__Stated task__
Go through the listing and return every line with "ricerche" in it.
——
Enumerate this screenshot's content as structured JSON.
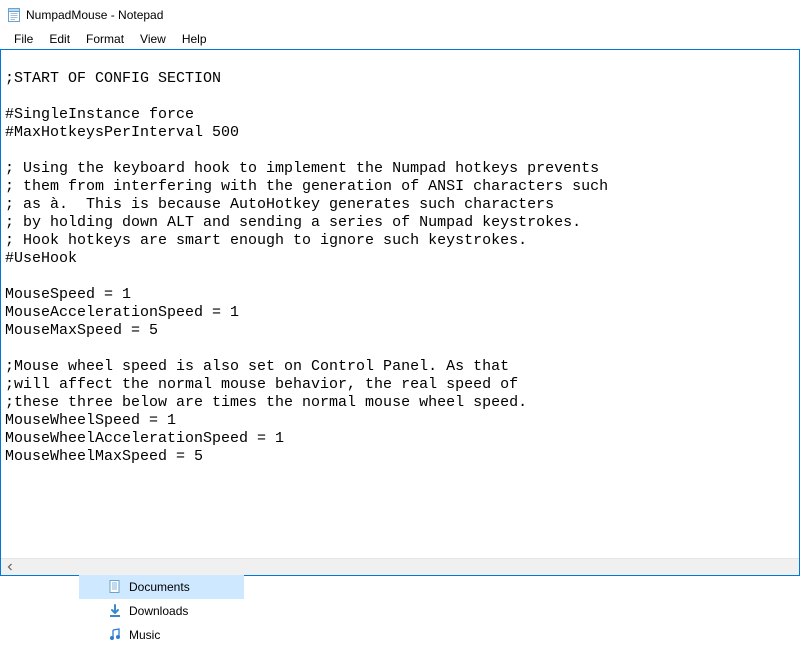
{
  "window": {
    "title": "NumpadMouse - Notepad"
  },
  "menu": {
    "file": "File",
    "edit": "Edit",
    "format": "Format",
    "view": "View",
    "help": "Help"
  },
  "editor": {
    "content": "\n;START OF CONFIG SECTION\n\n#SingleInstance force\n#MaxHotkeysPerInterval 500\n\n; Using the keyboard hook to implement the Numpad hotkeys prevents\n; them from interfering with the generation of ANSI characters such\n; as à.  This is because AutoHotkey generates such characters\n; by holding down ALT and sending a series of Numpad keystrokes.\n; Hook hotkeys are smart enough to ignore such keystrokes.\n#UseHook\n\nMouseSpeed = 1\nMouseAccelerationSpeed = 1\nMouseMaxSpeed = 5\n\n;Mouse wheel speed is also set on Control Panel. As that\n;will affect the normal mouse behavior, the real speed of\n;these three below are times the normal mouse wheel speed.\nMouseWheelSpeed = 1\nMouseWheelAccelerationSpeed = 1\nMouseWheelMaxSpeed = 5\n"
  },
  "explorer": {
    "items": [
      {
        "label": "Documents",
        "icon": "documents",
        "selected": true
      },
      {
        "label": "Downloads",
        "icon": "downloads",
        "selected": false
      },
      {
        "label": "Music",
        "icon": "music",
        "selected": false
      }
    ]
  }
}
——
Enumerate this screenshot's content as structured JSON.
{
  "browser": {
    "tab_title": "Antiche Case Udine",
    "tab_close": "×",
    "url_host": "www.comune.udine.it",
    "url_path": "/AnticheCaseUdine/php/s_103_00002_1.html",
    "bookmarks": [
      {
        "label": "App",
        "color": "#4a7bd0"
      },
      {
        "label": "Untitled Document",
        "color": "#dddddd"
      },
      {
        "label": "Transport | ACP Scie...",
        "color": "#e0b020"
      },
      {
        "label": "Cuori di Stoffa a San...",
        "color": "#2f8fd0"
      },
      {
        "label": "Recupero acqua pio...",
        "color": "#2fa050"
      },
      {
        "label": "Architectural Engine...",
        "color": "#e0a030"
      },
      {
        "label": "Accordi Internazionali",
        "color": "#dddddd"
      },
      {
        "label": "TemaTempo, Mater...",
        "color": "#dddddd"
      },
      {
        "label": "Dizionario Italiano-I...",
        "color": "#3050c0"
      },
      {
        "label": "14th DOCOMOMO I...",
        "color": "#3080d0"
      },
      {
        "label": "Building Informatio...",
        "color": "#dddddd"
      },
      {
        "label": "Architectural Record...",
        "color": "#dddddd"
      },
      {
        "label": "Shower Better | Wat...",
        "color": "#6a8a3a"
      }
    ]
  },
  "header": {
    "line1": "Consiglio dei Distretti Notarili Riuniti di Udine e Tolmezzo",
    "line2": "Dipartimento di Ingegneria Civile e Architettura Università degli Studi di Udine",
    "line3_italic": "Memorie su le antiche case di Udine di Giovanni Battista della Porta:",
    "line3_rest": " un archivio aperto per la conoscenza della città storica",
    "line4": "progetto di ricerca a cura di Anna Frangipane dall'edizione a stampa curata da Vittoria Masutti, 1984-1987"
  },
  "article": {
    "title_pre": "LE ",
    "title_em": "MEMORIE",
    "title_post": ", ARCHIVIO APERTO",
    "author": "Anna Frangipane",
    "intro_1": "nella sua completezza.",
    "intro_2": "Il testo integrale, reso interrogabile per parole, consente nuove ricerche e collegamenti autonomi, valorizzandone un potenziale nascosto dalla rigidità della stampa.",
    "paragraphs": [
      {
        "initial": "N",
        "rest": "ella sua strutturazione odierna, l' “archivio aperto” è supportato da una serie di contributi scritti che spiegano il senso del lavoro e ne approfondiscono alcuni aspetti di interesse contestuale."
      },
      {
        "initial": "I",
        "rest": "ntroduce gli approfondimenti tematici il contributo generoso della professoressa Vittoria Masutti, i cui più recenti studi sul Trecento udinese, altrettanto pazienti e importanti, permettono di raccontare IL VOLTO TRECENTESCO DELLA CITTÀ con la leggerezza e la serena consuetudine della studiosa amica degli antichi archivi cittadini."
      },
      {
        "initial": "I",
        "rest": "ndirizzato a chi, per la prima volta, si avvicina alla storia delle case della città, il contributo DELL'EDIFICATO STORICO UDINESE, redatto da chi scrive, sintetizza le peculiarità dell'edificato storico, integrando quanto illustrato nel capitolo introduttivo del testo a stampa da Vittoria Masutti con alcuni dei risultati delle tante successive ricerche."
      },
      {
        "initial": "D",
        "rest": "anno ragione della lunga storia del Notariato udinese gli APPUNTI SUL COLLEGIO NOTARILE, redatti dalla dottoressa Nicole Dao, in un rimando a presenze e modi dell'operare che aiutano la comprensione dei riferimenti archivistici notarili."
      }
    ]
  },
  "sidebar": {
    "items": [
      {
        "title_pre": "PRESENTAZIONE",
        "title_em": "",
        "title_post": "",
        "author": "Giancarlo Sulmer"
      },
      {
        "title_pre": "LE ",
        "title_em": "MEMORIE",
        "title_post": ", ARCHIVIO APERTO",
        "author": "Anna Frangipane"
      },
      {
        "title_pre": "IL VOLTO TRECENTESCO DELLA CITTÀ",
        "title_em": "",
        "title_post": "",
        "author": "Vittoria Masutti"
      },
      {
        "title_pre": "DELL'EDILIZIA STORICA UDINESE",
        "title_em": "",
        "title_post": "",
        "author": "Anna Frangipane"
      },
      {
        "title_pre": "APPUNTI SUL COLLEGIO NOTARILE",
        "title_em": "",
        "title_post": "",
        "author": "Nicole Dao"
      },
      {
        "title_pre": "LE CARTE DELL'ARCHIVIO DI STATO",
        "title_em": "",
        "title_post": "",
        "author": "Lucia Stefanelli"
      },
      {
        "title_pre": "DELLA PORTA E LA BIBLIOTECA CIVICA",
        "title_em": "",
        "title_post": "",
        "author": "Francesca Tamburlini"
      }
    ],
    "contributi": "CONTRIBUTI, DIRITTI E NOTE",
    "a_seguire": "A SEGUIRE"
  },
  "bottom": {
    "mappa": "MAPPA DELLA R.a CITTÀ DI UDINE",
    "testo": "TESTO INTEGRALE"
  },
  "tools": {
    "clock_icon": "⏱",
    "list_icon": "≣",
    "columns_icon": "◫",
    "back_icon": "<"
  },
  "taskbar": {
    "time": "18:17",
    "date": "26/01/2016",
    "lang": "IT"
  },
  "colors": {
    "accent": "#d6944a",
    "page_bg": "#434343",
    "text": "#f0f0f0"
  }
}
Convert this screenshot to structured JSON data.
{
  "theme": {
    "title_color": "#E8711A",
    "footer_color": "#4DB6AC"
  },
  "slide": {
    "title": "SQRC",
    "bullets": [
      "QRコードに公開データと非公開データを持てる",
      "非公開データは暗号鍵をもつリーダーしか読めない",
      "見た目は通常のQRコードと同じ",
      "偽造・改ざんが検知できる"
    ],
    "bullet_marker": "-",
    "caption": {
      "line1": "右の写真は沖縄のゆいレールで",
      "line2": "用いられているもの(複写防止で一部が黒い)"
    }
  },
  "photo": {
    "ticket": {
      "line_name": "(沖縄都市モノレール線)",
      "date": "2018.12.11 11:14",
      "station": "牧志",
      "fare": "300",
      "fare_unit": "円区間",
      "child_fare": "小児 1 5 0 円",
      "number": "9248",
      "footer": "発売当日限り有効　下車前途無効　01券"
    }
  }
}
——
__Task output__
    "intro_2": "Il testo integrale, reso interrogabile per parole, consente nuove ricerche e collegamenti autonomi, valorizzandone un potenziale nascosto dalla rigidità della stampa.",
        "rest": "ndirizzato a chi, per la prima volta, si avvicina alla storia delle case della città, il contributo DELL'EDIFICATO STORICO UDINESE, redatto da chi scrive, sintetizza le peculiarità dell'edificato storico, integrando quanto illustrato nel capitolo introduttivo del testo a stampa da Vittoria Masutti con alcuni dei risultati delle tante successive ricerche."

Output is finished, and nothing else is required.